**DATA PROVIDED:**
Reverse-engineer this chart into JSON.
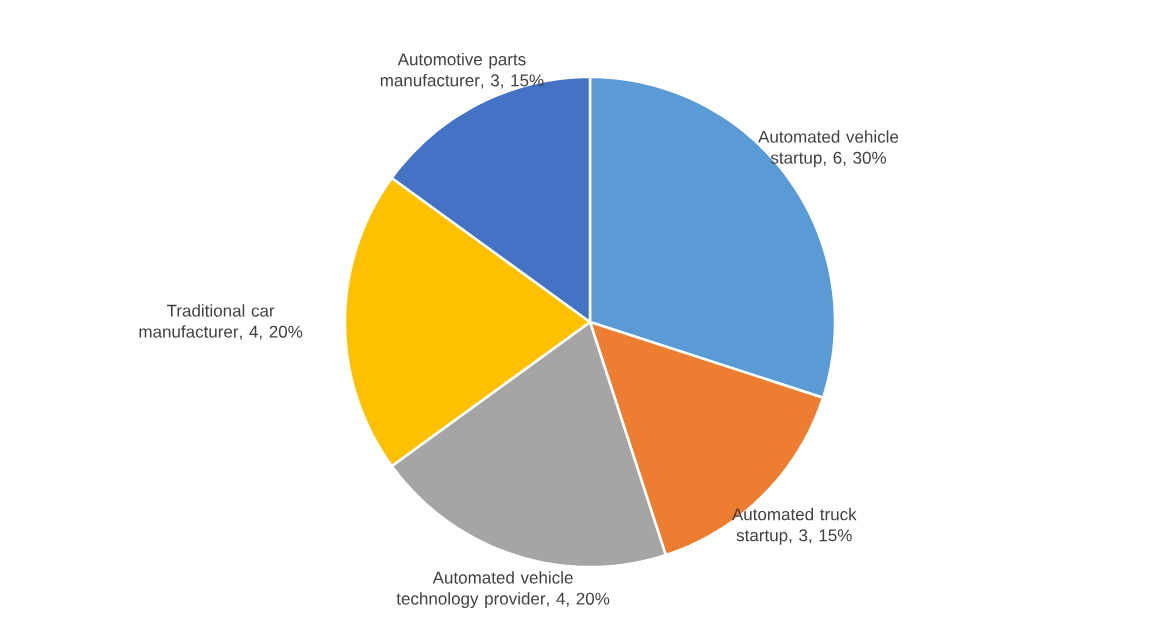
{
  "chart_data": {
    "type": "pie",
    "categories": [
      "Automated vehicle startup",
      "Automated truck startup",
      "Automated vehicle technology provider",
      "Traditional car manufacturer",
      "Automotive parts manufacturer"
    ],
    "values": [
      6,
      3,
      4,
      4,
      3
    ],
    "colors": [
      "#5b9bd5",
      "#ed7d31",
      "#a5a5a5",
      "#ffc000",
      "#4472c4"
    ],
    "value_labels": [
      ", 6, 30%",
      ", 3, 15%",
      ", 4, 20%",
      ", 4, 20%",
      ", 3, 15%"
    ]
  }
}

**SHORT TASK:** Every record above should come back exactly, but without its pictures.

**OUTPUT FOR THIS TASK:**
Reverse-engineer this chart into JSON.
{
  "chart_data": {
    "type": "pie",
    "categories": [
      "Automated vehicle startup",
      "Automated truck startup",
      "Automated vehicle technology provider",
      "Traditional car manufacturer",
      "Automotive parts manufacturer"
    ],
    "values": [
      6,
      3,
      4,
      4,
      3
    ],
    "colors": [
      "#5b9bd5",
      "#ed7d31",
      "#a5a5a5",
      "#ffc000",
      "#4472c4"
    ],
    "value_labels": [
      ", 6, 30%",
      ", 3, 15%",
      ", 4, 20%",
      ", 4, 20%",
      ", 3, 15%"
    ]
  }
}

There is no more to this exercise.